PROVIDED DATA »

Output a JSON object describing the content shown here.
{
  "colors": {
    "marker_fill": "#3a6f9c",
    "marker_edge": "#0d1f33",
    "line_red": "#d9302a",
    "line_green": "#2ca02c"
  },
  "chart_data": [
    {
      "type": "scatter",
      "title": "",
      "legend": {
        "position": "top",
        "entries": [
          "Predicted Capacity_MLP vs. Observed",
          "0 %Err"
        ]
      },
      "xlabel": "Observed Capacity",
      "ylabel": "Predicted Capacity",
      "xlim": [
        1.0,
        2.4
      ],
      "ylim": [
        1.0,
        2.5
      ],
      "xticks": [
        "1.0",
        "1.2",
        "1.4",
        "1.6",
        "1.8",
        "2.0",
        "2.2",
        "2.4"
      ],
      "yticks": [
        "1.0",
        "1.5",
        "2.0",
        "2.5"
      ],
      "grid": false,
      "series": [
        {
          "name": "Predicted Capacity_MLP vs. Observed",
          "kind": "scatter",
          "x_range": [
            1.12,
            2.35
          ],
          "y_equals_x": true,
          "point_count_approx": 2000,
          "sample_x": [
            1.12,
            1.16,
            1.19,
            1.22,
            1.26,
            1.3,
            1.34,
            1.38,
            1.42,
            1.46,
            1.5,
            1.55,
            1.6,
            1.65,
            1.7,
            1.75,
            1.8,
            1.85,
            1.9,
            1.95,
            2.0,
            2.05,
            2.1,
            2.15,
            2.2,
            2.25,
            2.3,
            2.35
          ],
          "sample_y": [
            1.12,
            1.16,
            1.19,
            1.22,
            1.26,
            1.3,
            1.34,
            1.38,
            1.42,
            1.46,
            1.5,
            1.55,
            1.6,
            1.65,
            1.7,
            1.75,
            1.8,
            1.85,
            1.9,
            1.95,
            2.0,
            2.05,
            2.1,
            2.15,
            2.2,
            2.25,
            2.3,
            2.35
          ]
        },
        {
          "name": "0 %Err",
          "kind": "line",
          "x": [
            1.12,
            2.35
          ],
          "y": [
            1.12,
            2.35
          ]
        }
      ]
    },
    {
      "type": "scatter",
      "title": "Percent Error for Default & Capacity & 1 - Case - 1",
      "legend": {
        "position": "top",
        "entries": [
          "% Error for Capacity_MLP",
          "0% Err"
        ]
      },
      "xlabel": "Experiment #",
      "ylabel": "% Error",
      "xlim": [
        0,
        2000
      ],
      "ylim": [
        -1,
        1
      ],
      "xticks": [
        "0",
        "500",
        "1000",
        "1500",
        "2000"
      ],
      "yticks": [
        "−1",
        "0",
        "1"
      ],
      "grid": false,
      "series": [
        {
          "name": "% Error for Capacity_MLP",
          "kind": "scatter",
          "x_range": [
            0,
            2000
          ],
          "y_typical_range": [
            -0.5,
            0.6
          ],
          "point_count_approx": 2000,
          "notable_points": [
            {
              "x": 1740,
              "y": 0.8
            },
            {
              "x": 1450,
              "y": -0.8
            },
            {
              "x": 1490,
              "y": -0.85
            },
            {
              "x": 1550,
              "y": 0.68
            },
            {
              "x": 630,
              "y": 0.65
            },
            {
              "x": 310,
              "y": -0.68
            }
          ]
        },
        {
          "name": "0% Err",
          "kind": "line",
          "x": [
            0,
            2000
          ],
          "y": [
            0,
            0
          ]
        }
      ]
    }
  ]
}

WORK INSTRUCTIONS » Reproduce the full set of records precisely.

EXPECTED ANSWER »
Output a JSON object describing the content shown here.
{
  "colors": {
    "marker_fill": "#3a6f9c",
    "marker_edge": "#0d1f33",
    "line_red": "#d9302a",
    "line_green": "#2ca02c"
  },
  "chart_data": [
    {
      "type": "scatter",
      "title": "",
      "legend": {
        "position": "top",
        "entries": [
          "Predicted Capacity_MLP vs. Observed",
          "0 %Err"
        ]
      },
      "xlabel": "Observed Capacity",
      "ylabel": "Predicted Capacity",
      "xlim": [
        1.0,
        2.4
      ],
      "ylim": [
        1.0,
        2.5
      ],
      "xticks": [
        "1.0",
        "1.2",
        "1.4",
        "1.6",
        "1.8",
        "2.0",
        "2.2",
        "2.4"
      ],
      "yticks": [
        "1.0",
        "1.5",
        "2.0",
        "2.5"
      ],
      "grid": false,
      "series": [
        {
          "name": "Predicted Capacity_MLP vs. Observed",
          "kind": "scatter",
          "x_range": [
            1.12,
            2.35
          ],
          "y_equals_x": true,
          "point_count_approx": 2000,
          "sample_x": [
            1.12,
            1.16,
            1.19,
            1.22,
            1.26,
            1.3,
            1.34,
            1.38,
            1.42,
            1.46,
            1.5,
            1.55,
            1.6,
            1.65,
            1.7,
            1.75,
            1.8,
            1.85,
            1.9,
            1.95,
            2.0,
            2.05,
            2.1,
            2.15,
            2.2,
            2.25,
            2.3,
            2.35
          ],
          "sample_y": [
            1.12,
            1.16,
            1.19,
            1.22,
            1.26,
            1.3,
            1.34,
            1.38,
            1.42,
            1.46,
            1.5,
            1.55,
            1.6,
            1.65,
            1.7,
            1.75,
            1.8,
            1.85,
            1.9,
            1.95,
            2.0,
            2.05,
            2.1,
            2.15,
            2.2,
            2.25,
            2.3,
            2.35
          ]
        },
        {
          "name": "0 %Err",
          "kind": "line",
          "x": [
            1.12,
            2.35
          ],
          "y": [
            1.12,
            2.35
          ]
        }
      ]
    },
    {
      "type": "scatter",
      "title": "Percent Error for Default & Capacity & 1 - Case - 1",
      "legend": {
        "position": "top",
        "entries": [
          "% Error for Capacity_MLP",
          "0% Err"
        ]
      },
      "xlabel": "Experiment #",
      "ylabel": "% Error",
      "xlim": [
        0,
        2000
      ],
      "ylim": [
        -1,
        1
      ],
      "xticks": [
        "0",
        "500",
        "1000",
        "1500",
        "2000"
      ],
      "yticks": [
        "−1",
        "0",
        "1"
      ],
      "grid": false,
      "series": [
        {
          "name": "% Error for Capacity_MLP",
          "kind": "scatter",
          "x_range": [
            0,
            2000
          ],
          "y_typical_range": [
            -0.5,
            0.6
          ],
          "point_count_approx": 2000,
          "notable_points": [
            {
              "x": 1740,
              "y": 0.8
            },
            {
              "x": 1450,
              "y": -0.8
            },
            {
              "x": 1490,
              "y": -0.85
            },
            {
              "x": 1550,
              "y": 0.68
            },
            {
              "x": 630,
              "y": 0.65
            },
            {
              "x": 310,
              "y": -0.68
            }
          ]
        },
        {
          "name": "0% Err",
          "kind": "line",
          "x": [
            0,
            2000
          ],
          "y": [
            0,
            0
          ]
        }
      ]
    }
  ]
}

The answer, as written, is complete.